EXERCISE PROMPT:
Read the entries below and pull out each line with the string "Sample".

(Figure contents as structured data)

⟨

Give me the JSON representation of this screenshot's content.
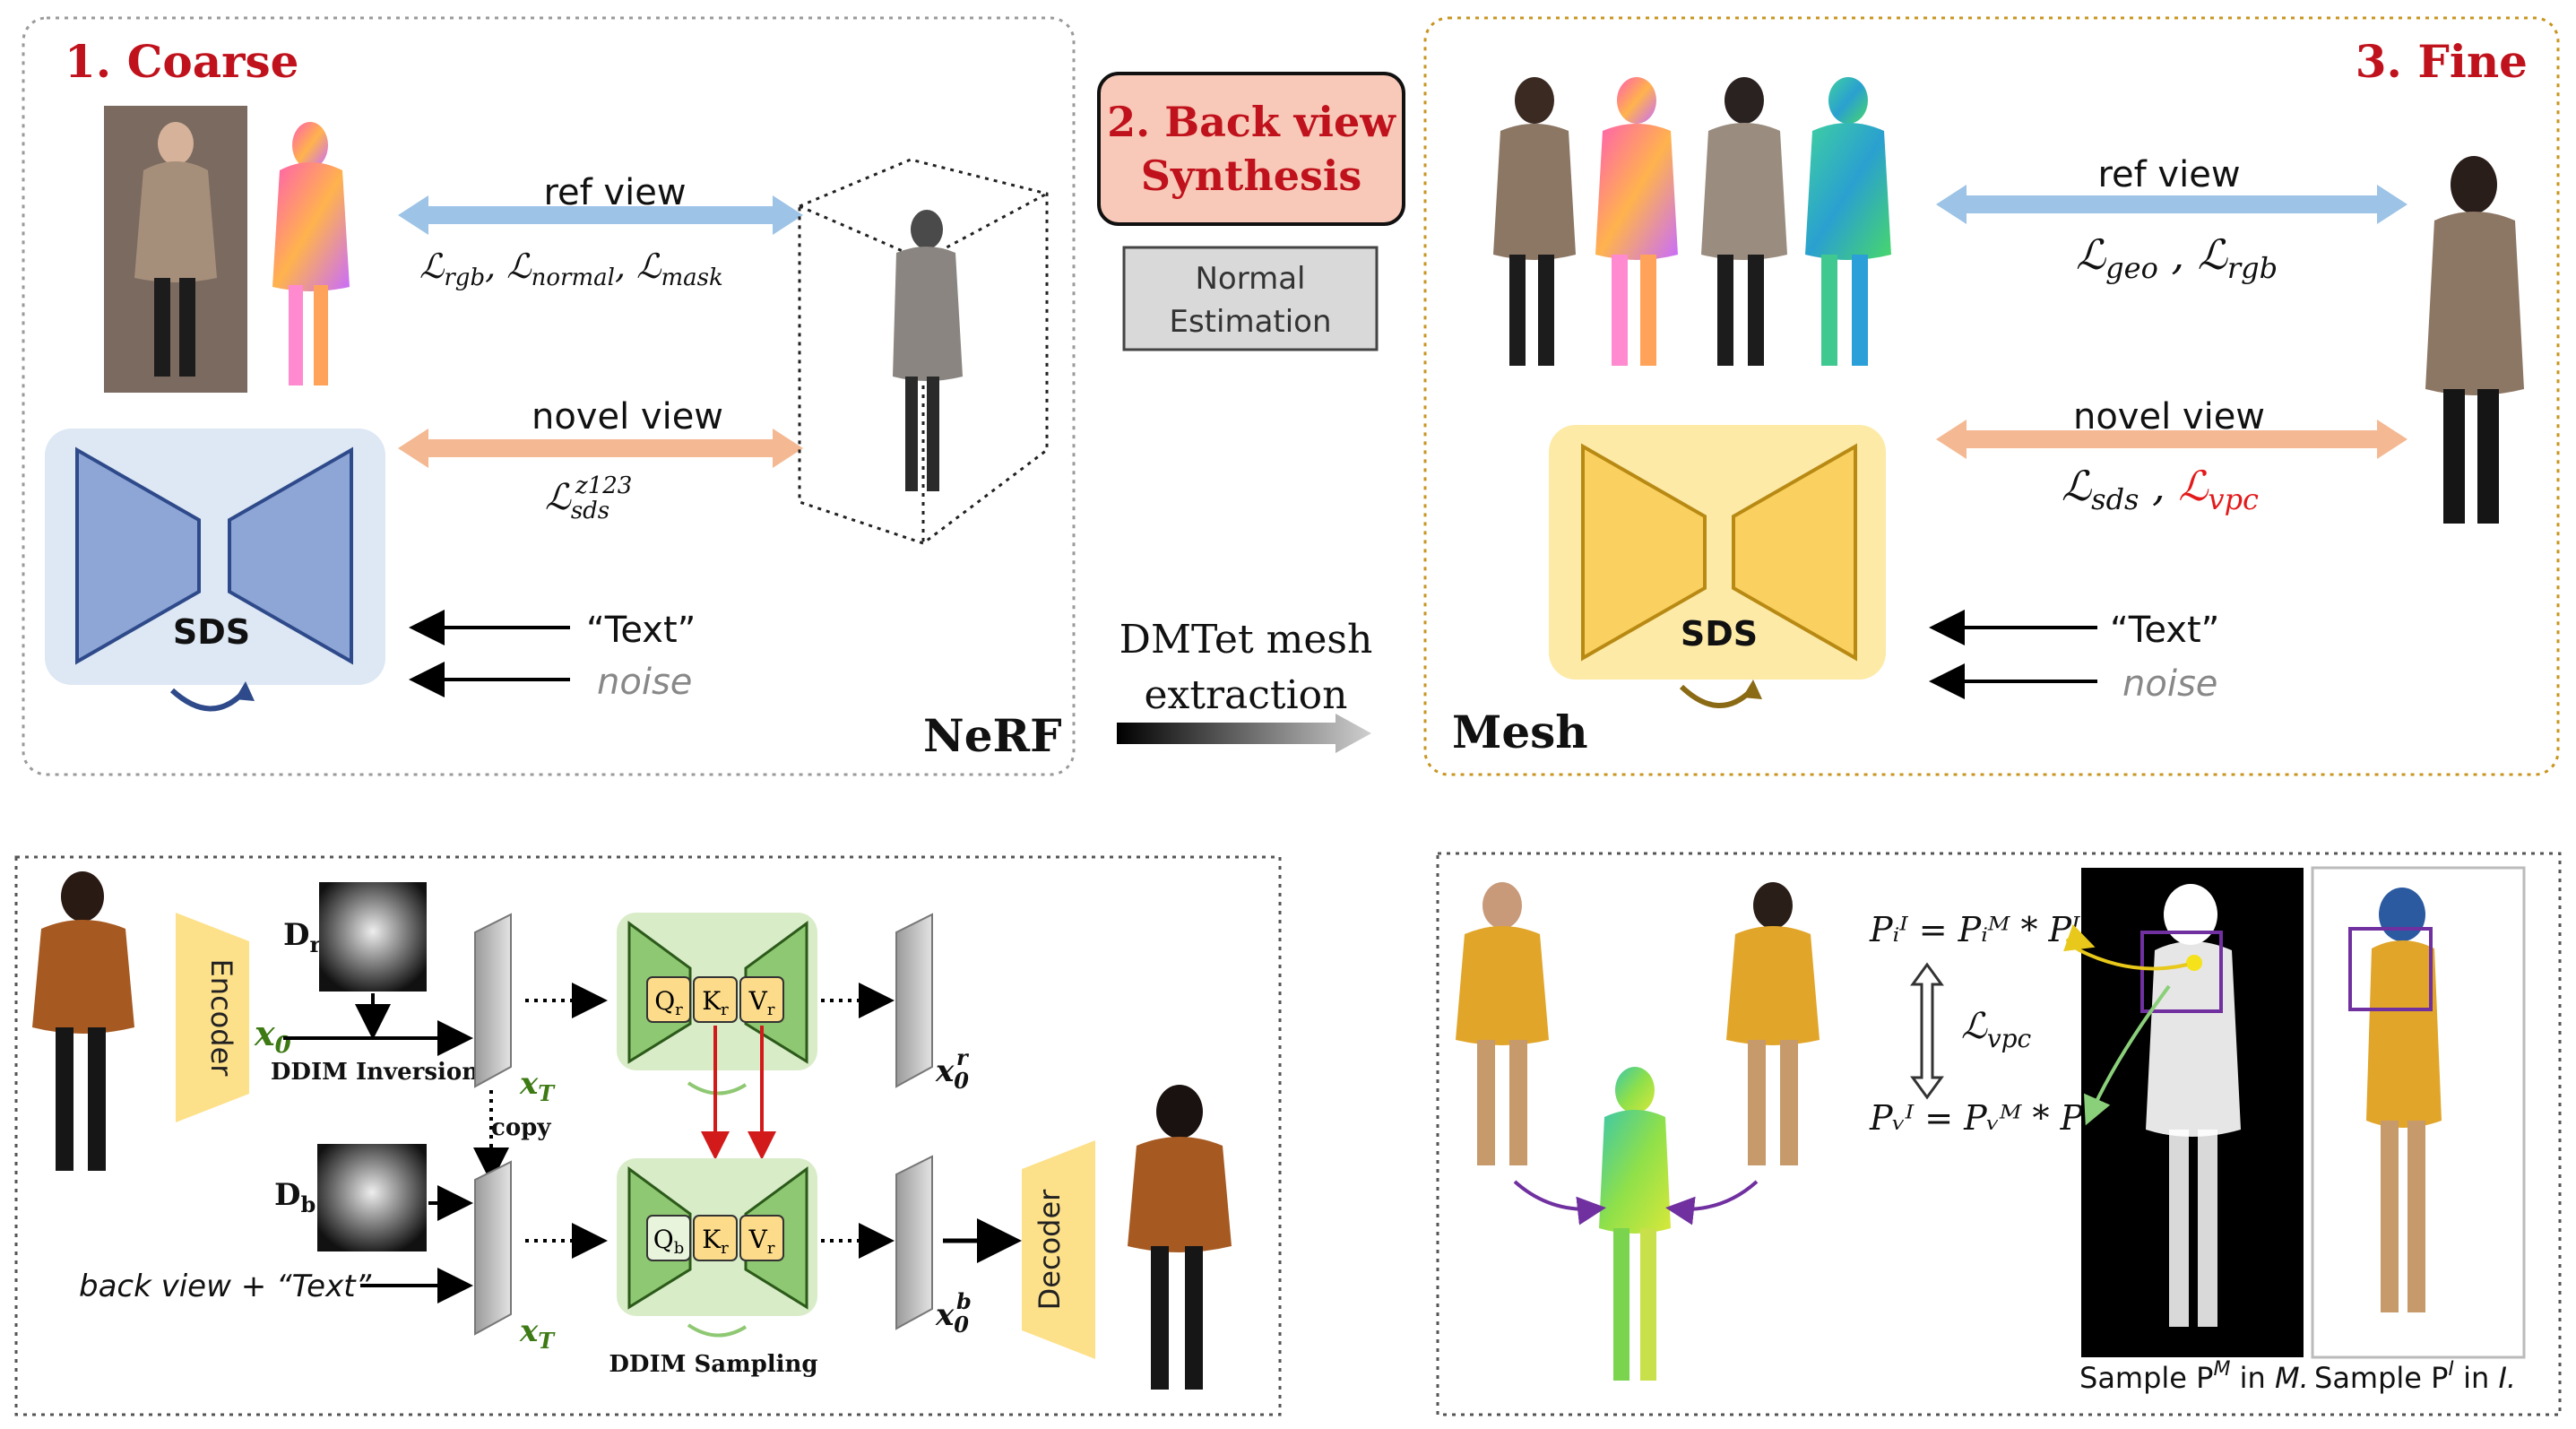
{
  "stages": {
    "coarse": {
      "title": "1. Coarse",
      "label": "NeRF"
    },
    "backview": {
      "title_line1": "2. Back view",
      "title_line2": "Synthesis",
      "normal_line1": "Normal",
      "normal_line2": "Estimation"
    },
    "fine": {
      "title": "3. Fine",
      "label": "Mesh"
    }
  },
  "coarse": {
    "ref_view": "ref view",
    "ref_losses": [
      "rgb",
      "normal",
      "mask"
    ],
    "novel_view": "novel view",
    "novel_loss_sub": "sds",
    "novel_loss_sup": "z123",
    "sds_label": "SDS",
    "text_input": "“Text”",
    "noise_input": "noise"
  },
  "fine": {
    "ref_view": "ref view",
    "ref_losses": [
      "geo",
      "rgb"
    ],
    "novel_view": "novel view",
    "novel_losses": [
      "sds",
      "vpc"
    ],
    "sds_label": "SDS",
    "text_input": "“Text”",
    "noise_input": "noise"
  },
  "transition": {
    "line1": "DMTet mesh",
    "line2": "extraction"
  },
  "backview_detail": {
    "encoder": "Encoder",
    "decoder": "Decoder",
    "x0": "x",
    "x0_sub": "0",
    "dr": "D",
    "dr_sub": "r",
    "db": "D",
    "db_sub": "b",
    "ddim_inversion": "DDIM Inversion",
    "ddim_sampling": "DDIM Sampling",
    "copy": "copy",
    "xT": "x",
    "xT_sub": "T",
    "x0r_sup": "r",
    "x0b_sup": "b",
    "back_text": "back view + “Text”",
    "q_ref": "Q",
    "k_ref": "K",
    "v_ref": "V",
    "q_sub_ref": "r",
    "q_sub_back": "b"
  },
  "vpc_detail": {
    "eq_top": "Pᵢᴵ = Pᵢᴹ * Pᴵ",
    "eq_bottom": "Pᵥᴵ = Pᵥᴹ * Pᴵ",
    "loss": "vpc",
    "caption_mask": "Sample P",
    "caption_mask_sup": "M",
    "caption_mask_in": " in ",
    "caption_mask_set": "M.",
    "caption_img": "Sample P",
    "caption_img_sup": "I",
    "caption_img_in": " in ",
    "caption_img_set": "I."
  },
  "colors": {
    "title_red": "#c0121c",
    "ref_arrow": "#9dc3e6",
    "novel_arrow": "#f4b993",
    "sds_coarse_bg": "#dde8f4",
    "sds_coarse_fill": "#8ea6d6",
    "sds_coarse_stroke": "#2f4a8a",
    "sds_fine_bg": "#fdeaa7",
    "sds_fine_fill": "#fad160",
    "sds_fine_stroke": "#b88a14",
    "backview_box": "#f8c9b8",
    "unet_green_bg": "#d8ecc8",
    "unet_green": "#8fc873",
    "qkv": "#fcdc8b",
    "encoder": "#fde08a",
    "purple": "#7030a0",
    "vpc_red": "#e31a1c"
  }
}
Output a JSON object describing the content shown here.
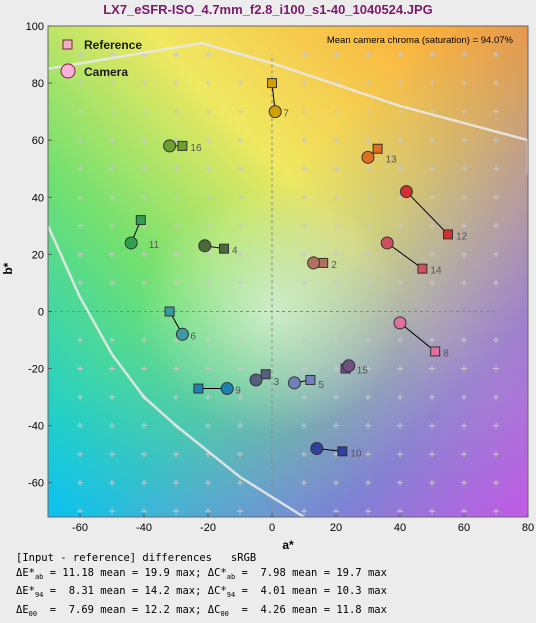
{
  "title": "LX7_eSFR-ISO_4.7mm_f2.8_i100_s1-40_1040524.JPG",
  "chart_data": {
    "type": "scatter",
    "xlabel": "a*",
    "ylabel": "b*",
    "xlim": [
      -70,
      80
    ],
    "ylim": [
      -72,
      100
    ],
    "xticks": [
      -60,
      -40,
      -20,
      0,
      20,
      40,
      60,
      80
    ],
    "yticks": [
      -60,
      -40,
      -20,
      0,
      20,
      40,
      60,
      80,
      100
    ],
    "legend": [
      "Reference",
      "Camera"
    ],
    "legend_position": "top-left",
    "annotation": "Mean camera chroma (saturation) = 94.07%",
    "points": [
      {
        "id": "2",
        "ref": [
          16,
          17
        ],
        "cam": [
          13,
          17
        ],
        "color": "#b07060"
      },
      {
        "id": "3",
        "ref": [
          -2,
          -22
        ],
        "cam": [
          -5,
          -24
        ],
        "color": "#556080"
      },
      {
        "id": "4",
        "ref": [
          -15,
          22
        ],
        "cam": [
          -21,
          23
        ],
        "color": "#4a6a3a"
      },
      {
        "id": "5",
        "ref": [
          12,
          -24
        ],
        "cam": [
          7,
          -25
        ],
        "color": "#7080b8"
      },
      {
        "id": "6",
        "ref": [
          -32,
          0
        ],
        "cam": [
          -28,
          -8
        ],
        "color": "#3a9aa0"
      },
      {
        "id": "7",
        "ref": [
          0,
          80
        ],
        "cam": [
          1,
          70
        ],
        "color": "#d0a000"
      },
      {
        "id": "8",
        "ref": [
          51,
          -14
        ],
        "cam": [
          40,
          -4
        ],
        "color": "#e070a0"
      },
      {
        "id": "9",
        "ref": [
          -23,
          -27
        ],
        "cam": [
          -14,
          -27
        ],
        "color": "#2080b0"
      },
      {
        "id": "10",
        "ref": [
          22,
          -49
        ],
        "cam": [
          14,
          -48
        ],
        "color": "#3040a0"
      },
      {
        "id": "11",
        "ref": [
          -41,
          32
        ],
        "cam": [
          -44,
          24
        ],
        "color": "#30a050"
      },
      {
        "id": "12",
        "ref": [
          55,
          27
        ],
        "cam": [
          42,
          42
        ],
        "color": "#d03030"
      },
      {
        "id": "13",
        "ref": [
          33,
          57
        ],
        "cam": [
          30,
          54
        ],
        "color": "#e07020"
      },
      {
        "id": "14",
        "ref": [
          47,
          15
        ],
        "cam": [
          36,
          24
        ],
        "color": "#d05060"
      },
      {
        "id": "15",
        "ref": [
          23,
          -20
        ],
        "cam": [
          24,
          -19
        ],
        "color": "#705080"
      },
      {
        "id": "16",
        "ref": [
          -28,
          58
        ],
        "cam": [
          -32,
          58
        ],
        "color": "#6aa030"
      }
    ]
  },
  "stats": {
    "header": "[Input - reference] differences   sRGB",
    "rows": [
      {
        "l1": "ΔE*",
        "s1": "ab",
        "v1": " = 11.18 mean = 19.9 max; ",
        "l2": "ΔC*",
        "s2": "ab",
        "v2": " =  7.98 mean = 19.7 max"
      },
      {
        "l1": "ΔE*",
        "s1": "94",
        "v1": " =  8.31 mean = 14.2 max; ",
        "l2": "ΔC*",
        "s2": "94",
        "v2": " =  4.01 mean = 10.3 max"
      },
      {
        "l1": "ΔE",
        "s1": "00",
        "v1": "  =  7.69 mean = 12.2 max; ",
        "l2": "ΔC",
        "s2": "00",
        "v2": "  =  4.26 mean = 11.8 max"
      }
    ]
  }
}
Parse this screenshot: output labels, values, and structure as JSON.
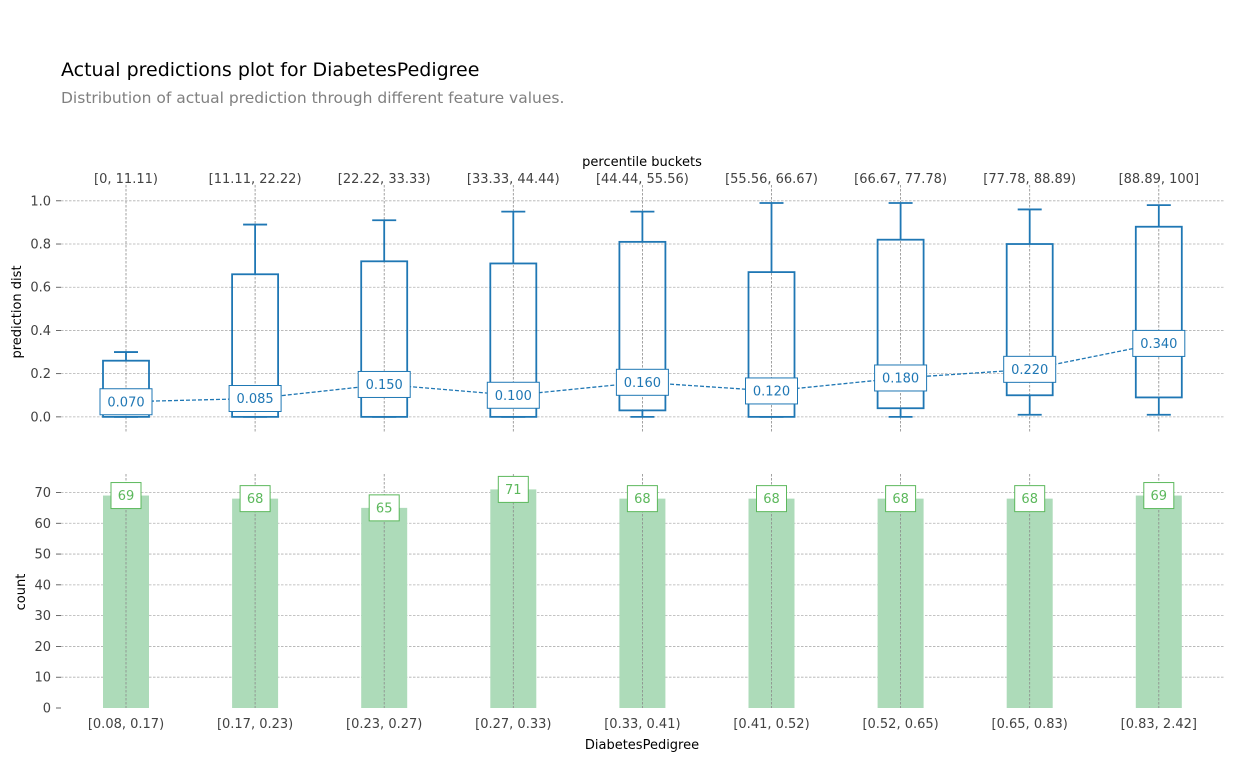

⟩

FINISHED ANSWER:
    "caption_mask": "Sample P",
    "caption_img": "Sample P",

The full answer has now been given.